• _WHAT THIS TASK INVOLVES_:
Extract the full set of records that follows, word for word.

• _DATA RECORDS_:
* begin *

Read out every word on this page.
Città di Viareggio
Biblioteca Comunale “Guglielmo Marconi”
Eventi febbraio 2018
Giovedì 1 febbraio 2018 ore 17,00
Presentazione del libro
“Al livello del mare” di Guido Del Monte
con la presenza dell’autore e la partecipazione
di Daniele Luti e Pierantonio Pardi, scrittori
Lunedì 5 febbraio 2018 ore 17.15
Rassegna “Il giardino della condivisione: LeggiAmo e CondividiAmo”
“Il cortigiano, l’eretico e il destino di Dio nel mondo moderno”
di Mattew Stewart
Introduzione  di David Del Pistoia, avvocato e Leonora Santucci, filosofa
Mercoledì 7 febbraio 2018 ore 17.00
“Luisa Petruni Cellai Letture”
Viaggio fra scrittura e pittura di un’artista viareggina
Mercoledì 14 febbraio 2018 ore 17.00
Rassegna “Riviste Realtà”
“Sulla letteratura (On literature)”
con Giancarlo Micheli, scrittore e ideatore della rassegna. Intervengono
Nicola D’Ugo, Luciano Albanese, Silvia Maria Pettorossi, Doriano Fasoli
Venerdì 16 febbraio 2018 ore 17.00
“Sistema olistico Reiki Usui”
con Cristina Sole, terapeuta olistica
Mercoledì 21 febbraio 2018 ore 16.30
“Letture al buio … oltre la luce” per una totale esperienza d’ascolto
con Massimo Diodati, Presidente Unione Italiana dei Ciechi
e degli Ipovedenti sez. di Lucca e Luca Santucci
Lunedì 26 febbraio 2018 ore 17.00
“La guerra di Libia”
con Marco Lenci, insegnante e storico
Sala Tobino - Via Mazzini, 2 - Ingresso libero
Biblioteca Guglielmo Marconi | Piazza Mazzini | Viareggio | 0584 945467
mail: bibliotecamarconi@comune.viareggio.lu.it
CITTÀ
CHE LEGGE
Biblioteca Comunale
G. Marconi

* end *

• _WRITTEN RESPONSE_:
Read out every word on this page.
Città di Viareggio
Biblioteca Comunale “Guglielmo Marconi”
Eventi febbraio 2018
Giovedì 1 febbraio 2018 ore 17,00
Presentazione del libro
“Al livello del mare” di Guido Del Monte
con la presenza dell’autore e la partecipazione
di Daniele Luti e Pierantonio Pardi, scrittori
Lunedì 5 febbraio 2018 ore 17.15
Rassegna “Il giardino della condivisione: LeggiAmo e CondividiAmo”
“Il cortigiano, l’eretico e il destino di Dio nel mondo moderno”
di Mattew Stewart
Introduzione  di David Del Pistoia, avvocato e Leonora Santucci, filosofa
Mercoledì 7 febbraio 2018 ore 17.00
“Luisa Petruni Cellai Letture”
Viaggio fra scrittura e pittura di un’artista viareggina
Mercoledì 14 febbraio 2018 ore 17.00
Rassegna “Riviste Realtà”
“Sulla letteratura (On literature)”
con Giancarlo Micheli, scrittore e ideatore della rassegna. Intervengono
Nicola D’Ugo, Luciano Albanese, Silvia Maria Pettorossi, Doriano Fasoli
Venerdì 16 febbraio 2018 ore 17.00
“Sistema olistico Reiki Usui”
con Cristina Sole, terapeuta olistica
Mercoledì 21 febbraio 2018 ore 16.30
“Letture al buio … oltre la luce” per una totale esperienza d’ascolto
con Massimo Diodati, Presidente Unione Italiana dei Ciechi
e degli Ipovedenti sez. di Lucca e Luca Santucci
Lunedì 26 febbraio 2018 ore 17.00
“La guerra di Libia”
con Marco Lenci, insegnante e storico
Sala Tobino - Via Mazzini, 2 - Ingresso libero
Biblioteca Guglielmo Marconi | Piazza Mazzini | Viareggio | 0584 945467
mail: bibliotecamarconi@comune.viareggio.lu.it
CITTÀ
CHE LEGGE
Biblioteca Comunale
G. Marconi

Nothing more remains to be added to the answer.